(WHAT YOU ARE ASKED TO DO):
All entries below need to be written out exactly, but without their pictures.

(Stored entries):

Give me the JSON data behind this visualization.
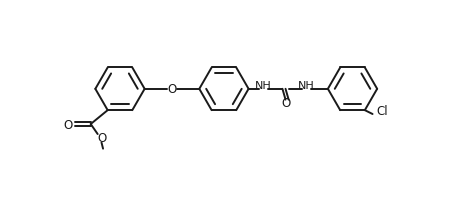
{
  "bg": "#ffffff",
  "lc": "#1a1a1a",
  "lw": 1.4,
  "fs": 8.5,
  "fw": "normal",
  "ring1": [
    78,
    118
  ],
  "ring2": [
    213,
    118
  ],
  "ring3": [
    380,
    118
  ],
  "rr": 32,
  "ao": 0
}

(EXPECTED ANSWER):
Give me the JSON data behind this visualization.
{
  "bg": "#ffffff",
  "lc": "#1a1a1a",
  "lw": 1.4,
  "fs": 8.5,
  "fw": "normal",
  "ring1": [
    78,
    118
  ],
  "ring2": [
    213,
    118
  ],
  "ring3": [
    380,
    118
  ],
  "rr": 32,
  "ao": 0
}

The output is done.